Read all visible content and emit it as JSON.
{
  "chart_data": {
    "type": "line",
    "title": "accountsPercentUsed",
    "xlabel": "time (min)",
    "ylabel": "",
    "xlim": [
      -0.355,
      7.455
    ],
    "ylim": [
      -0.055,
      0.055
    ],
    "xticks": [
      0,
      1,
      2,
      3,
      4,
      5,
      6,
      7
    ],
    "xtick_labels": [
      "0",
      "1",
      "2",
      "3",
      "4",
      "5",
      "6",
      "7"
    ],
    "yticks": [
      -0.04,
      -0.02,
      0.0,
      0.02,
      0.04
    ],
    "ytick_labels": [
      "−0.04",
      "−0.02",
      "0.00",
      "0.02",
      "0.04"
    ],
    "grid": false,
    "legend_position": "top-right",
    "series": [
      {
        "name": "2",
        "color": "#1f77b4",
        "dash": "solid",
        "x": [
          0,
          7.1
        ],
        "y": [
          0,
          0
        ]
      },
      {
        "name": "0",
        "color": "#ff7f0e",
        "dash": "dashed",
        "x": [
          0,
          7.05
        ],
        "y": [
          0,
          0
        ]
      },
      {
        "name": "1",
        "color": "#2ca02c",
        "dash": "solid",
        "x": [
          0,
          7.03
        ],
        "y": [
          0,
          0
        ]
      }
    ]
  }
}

━━━━

**Exercise:** Please quote the data above in full, with no line missing.

**Result of this task:**
Read all visible content and emit it as JSON.
{
  "chart_data": {
    "type": "line",
    "title": "accountsPercentUsed",
    "xlabel": "time (min)",
    "ylabel": "",
    "xlim": [
      -0.355,
      7.455
    ],
    "ylim": [
      -0.055,
      0.055
    ],
    "xticks": [
      0,
      1,
      2,
      3,
      4,
      5,
      6,
      7
    ],
    "xtick_labels": [
      "0",
      "1",
      "2",
      "3",
      "4",
      "5",
      "6",
      "7"
    ],
    "yticks": [
      -0.04,
      -0.02,
      0.0,
      0.02,
      0.04
    ],
    "ytick_labels": [
      "−0.04",
      "−0.02",
      "0.00",
      "0.02",
      "0.04"
    ],
    "grid": false,
    "legend_position": "top-right",
    "series": [
      {
        "name": "2",
        "color": "#1f77b4",
        "dash": "solid",
        "x": [
          0,
          7.1
        ],
        "y": [
          0,
          0
        ]
      },
      {
        "name": "0",
        "color": "#ff7f0e",
        "dash": "dashed",
        "x": [
          0,
          7.05
        ],
        "y": [
          0,
          0
        ]
      },
      {
        "name": "1",
        "color": "#2ca02c",
        "dash": "solid",
        "x": [
          0,
          7.03
        ],
        "y": [
          0,
          0
        ]
      }
    ]
  }
}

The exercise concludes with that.